_SHORT EXERCISE_
Tell how many lines contain the word "from". Reply with the number only.

_EXERCISE MATERIALS_

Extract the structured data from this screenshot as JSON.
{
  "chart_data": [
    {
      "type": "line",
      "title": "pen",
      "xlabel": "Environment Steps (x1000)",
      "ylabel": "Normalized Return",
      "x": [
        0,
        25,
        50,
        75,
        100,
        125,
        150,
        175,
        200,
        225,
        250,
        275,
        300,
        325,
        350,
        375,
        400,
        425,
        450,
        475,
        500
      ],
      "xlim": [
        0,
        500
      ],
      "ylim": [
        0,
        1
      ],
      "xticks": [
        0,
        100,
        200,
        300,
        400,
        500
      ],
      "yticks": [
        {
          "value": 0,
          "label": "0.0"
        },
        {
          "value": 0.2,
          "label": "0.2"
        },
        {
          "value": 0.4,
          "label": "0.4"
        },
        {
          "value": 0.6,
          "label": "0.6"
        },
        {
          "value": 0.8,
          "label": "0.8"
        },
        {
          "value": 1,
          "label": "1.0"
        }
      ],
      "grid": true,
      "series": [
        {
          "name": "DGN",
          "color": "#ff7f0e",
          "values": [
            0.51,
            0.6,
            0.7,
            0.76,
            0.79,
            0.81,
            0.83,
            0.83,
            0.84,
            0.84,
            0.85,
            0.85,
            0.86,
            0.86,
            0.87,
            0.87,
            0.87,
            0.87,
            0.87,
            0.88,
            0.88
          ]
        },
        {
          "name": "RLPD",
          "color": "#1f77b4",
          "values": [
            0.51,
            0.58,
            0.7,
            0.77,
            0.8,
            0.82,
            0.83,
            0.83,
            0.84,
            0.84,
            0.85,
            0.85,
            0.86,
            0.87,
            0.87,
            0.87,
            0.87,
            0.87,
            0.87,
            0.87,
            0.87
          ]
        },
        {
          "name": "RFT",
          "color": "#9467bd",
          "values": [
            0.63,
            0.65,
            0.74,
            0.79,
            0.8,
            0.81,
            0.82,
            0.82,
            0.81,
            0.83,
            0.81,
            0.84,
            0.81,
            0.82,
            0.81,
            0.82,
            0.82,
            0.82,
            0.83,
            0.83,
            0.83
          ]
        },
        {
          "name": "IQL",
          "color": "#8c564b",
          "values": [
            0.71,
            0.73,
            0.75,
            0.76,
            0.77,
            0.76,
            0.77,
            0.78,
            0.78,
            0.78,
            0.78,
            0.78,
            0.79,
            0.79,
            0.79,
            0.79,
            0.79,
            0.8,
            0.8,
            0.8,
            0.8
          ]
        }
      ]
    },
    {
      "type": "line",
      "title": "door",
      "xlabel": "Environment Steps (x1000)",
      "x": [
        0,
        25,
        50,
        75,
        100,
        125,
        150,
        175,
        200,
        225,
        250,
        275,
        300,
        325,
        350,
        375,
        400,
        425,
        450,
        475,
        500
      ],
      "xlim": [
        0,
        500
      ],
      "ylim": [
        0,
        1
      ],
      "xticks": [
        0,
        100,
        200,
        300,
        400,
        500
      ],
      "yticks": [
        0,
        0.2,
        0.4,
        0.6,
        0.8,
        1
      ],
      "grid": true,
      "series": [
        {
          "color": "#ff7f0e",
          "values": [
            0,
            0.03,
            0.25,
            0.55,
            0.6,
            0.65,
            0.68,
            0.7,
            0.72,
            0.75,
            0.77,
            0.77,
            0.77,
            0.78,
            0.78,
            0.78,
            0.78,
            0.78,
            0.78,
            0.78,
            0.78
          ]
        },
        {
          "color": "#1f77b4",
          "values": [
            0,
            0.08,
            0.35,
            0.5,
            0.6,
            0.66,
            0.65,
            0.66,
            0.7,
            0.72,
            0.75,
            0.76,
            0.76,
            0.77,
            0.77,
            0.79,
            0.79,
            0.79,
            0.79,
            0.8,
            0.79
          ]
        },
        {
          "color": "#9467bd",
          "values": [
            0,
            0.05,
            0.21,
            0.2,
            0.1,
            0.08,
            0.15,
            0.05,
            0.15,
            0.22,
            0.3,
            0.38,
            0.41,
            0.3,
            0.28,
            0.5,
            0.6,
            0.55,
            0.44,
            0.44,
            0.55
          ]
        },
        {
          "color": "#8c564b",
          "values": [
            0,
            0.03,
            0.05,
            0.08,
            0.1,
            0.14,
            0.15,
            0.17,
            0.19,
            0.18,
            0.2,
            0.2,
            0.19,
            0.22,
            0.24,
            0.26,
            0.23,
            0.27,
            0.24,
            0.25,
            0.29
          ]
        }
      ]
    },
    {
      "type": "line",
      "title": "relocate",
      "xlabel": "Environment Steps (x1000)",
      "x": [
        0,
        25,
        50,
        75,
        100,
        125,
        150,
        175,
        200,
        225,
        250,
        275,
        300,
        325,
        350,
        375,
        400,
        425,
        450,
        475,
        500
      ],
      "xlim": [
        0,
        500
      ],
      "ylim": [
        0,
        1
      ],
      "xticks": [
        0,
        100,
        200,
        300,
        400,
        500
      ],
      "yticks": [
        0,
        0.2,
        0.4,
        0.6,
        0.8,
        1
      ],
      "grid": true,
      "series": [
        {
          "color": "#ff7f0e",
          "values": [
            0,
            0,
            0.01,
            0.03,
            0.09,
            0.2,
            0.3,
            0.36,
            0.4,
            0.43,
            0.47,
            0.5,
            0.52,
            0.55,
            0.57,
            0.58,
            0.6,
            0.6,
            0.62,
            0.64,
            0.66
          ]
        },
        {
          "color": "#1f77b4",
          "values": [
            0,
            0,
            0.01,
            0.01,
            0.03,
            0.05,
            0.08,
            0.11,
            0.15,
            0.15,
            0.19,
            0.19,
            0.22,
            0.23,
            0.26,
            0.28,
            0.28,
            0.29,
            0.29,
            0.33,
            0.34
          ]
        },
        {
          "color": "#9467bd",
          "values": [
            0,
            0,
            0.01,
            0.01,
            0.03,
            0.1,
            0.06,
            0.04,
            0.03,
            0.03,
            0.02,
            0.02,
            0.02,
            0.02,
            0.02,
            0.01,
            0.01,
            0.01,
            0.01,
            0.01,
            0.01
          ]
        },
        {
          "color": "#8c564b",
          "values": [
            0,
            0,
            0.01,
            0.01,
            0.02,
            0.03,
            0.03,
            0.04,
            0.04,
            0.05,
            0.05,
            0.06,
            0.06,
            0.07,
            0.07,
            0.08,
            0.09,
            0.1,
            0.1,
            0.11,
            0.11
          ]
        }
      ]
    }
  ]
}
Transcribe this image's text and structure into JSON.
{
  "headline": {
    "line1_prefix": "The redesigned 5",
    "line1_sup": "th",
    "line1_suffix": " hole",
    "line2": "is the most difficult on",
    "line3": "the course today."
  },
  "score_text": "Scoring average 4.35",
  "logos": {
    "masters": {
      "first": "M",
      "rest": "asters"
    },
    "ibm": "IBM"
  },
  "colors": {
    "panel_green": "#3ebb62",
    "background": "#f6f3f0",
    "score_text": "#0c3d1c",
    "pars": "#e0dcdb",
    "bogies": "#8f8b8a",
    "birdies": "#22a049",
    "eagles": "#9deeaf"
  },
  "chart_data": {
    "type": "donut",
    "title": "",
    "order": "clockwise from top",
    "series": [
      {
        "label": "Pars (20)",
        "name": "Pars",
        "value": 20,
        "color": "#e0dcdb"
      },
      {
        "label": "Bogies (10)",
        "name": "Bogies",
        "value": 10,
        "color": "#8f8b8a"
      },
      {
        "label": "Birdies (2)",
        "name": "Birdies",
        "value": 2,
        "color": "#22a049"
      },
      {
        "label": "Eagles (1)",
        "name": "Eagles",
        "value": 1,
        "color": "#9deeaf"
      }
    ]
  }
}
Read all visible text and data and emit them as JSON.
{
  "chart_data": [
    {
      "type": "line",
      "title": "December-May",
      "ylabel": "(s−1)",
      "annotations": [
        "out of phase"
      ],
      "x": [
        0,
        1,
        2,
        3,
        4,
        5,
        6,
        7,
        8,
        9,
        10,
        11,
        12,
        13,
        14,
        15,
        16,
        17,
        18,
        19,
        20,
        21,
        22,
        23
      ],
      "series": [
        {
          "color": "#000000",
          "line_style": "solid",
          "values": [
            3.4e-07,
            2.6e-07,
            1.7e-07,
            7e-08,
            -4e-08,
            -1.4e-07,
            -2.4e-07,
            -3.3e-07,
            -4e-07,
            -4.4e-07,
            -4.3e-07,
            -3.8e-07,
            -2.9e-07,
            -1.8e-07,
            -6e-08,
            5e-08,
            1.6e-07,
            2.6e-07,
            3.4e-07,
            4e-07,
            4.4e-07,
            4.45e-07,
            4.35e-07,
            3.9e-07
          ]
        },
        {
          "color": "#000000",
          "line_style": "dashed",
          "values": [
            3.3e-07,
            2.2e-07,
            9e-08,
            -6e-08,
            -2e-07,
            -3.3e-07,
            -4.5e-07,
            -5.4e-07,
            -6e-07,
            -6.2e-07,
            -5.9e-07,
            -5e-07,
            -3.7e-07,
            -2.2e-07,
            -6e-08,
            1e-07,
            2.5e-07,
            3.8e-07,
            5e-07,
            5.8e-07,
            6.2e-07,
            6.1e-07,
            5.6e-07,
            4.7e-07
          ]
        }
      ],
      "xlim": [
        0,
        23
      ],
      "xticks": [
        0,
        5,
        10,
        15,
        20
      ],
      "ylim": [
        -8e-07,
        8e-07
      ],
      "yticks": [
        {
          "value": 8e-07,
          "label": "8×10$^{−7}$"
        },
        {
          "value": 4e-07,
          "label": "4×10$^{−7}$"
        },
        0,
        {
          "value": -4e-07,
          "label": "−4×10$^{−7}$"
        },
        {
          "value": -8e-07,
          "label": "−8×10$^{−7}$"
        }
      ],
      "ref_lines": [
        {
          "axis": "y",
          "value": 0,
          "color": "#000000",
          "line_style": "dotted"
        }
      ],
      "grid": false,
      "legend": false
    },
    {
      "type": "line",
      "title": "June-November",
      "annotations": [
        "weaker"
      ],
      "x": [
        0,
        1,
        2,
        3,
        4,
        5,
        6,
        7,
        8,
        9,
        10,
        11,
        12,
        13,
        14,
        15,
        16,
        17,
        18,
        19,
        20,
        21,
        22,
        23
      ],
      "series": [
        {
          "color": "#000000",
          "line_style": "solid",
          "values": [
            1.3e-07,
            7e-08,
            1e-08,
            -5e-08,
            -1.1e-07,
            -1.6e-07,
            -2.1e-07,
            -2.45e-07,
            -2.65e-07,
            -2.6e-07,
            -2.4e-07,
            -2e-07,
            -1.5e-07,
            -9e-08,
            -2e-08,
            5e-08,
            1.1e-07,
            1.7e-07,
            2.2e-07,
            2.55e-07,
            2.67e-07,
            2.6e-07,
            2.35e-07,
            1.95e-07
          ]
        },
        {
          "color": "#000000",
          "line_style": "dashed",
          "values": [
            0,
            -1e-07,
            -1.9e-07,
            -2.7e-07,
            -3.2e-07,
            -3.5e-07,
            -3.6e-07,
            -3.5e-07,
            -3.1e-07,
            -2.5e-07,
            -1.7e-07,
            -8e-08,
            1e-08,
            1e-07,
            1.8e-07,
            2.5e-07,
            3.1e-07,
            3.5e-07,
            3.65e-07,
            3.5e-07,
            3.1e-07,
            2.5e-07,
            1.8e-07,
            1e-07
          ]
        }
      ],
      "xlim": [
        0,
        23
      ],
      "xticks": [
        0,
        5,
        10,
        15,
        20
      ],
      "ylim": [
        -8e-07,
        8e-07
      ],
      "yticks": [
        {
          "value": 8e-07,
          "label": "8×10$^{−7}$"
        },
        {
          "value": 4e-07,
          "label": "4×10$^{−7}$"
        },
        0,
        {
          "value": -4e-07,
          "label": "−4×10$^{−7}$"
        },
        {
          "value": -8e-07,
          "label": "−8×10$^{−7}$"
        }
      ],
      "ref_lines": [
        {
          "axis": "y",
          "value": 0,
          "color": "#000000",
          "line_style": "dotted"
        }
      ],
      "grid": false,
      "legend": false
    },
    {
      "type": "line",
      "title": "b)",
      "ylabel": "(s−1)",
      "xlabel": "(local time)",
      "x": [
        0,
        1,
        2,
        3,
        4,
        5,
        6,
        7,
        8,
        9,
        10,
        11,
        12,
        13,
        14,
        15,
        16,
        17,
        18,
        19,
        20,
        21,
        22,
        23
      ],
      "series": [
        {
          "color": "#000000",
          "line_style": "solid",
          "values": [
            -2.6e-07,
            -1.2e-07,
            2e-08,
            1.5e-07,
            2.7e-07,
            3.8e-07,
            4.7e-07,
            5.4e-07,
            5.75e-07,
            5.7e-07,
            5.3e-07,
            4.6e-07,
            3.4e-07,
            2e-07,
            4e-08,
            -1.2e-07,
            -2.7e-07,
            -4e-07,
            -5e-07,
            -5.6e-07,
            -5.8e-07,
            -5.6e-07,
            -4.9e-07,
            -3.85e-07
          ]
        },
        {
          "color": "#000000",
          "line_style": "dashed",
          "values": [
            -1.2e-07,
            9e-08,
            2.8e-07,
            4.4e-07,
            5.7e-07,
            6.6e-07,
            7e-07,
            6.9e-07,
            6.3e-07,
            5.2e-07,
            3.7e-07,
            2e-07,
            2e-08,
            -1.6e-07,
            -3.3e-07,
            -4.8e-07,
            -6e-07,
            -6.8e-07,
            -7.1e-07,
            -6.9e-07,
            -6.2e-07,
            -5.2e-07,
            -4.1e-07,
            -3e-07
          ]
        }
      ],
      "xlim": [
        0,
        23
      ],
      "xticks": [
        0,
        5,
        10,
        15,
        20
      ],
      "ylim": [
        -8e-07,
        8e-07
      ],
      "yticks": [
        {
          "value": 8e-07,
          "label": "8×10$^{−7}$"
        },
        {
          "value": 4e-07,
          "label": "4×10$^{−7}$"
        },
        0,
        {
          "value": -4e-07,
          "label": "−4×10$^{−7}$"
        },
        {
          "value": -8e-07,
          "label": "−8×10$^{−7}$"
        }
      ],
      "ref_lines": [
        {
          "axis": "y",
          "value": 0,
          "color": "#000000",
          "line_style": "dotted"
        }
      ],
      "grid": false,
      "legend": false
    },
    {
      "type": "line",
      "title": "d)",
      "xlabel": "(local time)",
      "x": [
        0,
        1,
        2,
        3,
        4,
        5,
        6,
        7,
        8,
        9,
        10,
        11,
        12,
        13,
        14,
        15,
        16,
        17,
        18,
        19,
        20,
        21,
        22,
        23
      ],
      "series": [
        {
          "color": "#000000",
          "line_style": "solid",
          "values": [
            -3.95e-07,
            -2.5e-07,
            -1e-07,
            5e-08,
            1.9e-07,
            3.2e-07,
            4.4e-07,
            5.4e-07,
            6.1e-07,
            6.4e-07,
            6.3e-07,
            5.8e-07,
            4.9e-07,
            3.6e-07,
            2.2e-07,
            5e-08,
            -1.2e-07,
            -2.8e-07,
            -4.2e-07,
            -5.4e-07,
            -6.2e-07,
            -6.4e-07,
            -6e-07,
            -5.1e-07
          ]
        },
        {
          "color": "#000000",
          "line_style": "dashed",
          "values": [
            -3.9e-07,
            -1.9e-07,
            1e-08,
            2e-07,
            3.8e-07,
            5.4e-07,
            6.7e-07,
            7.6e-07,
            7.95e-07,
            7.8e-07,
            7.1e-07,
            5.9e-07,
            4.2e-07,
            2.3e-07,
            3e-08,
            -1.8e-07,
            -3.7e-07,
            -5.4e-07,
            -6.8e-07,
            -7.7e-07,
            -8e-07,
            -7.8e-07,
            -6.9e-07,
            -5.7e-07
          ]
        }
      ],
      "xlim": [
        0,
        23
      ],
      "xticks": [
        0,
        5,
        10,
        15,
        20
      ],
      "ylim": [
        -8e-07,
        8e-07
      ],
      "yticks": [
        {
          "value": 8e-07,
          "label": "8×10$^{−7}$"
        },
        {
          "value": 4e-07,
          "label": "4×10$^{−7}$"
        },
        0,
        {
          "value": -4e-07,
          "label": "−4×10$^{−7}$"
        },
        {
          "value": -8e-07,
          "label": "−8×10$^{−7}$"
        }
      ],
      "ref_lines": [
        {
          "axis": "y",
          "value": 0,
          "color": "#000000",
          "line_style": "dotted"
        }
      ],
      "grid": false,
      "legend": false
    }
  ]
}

_ANSWER TO THIS PROBLEM_
2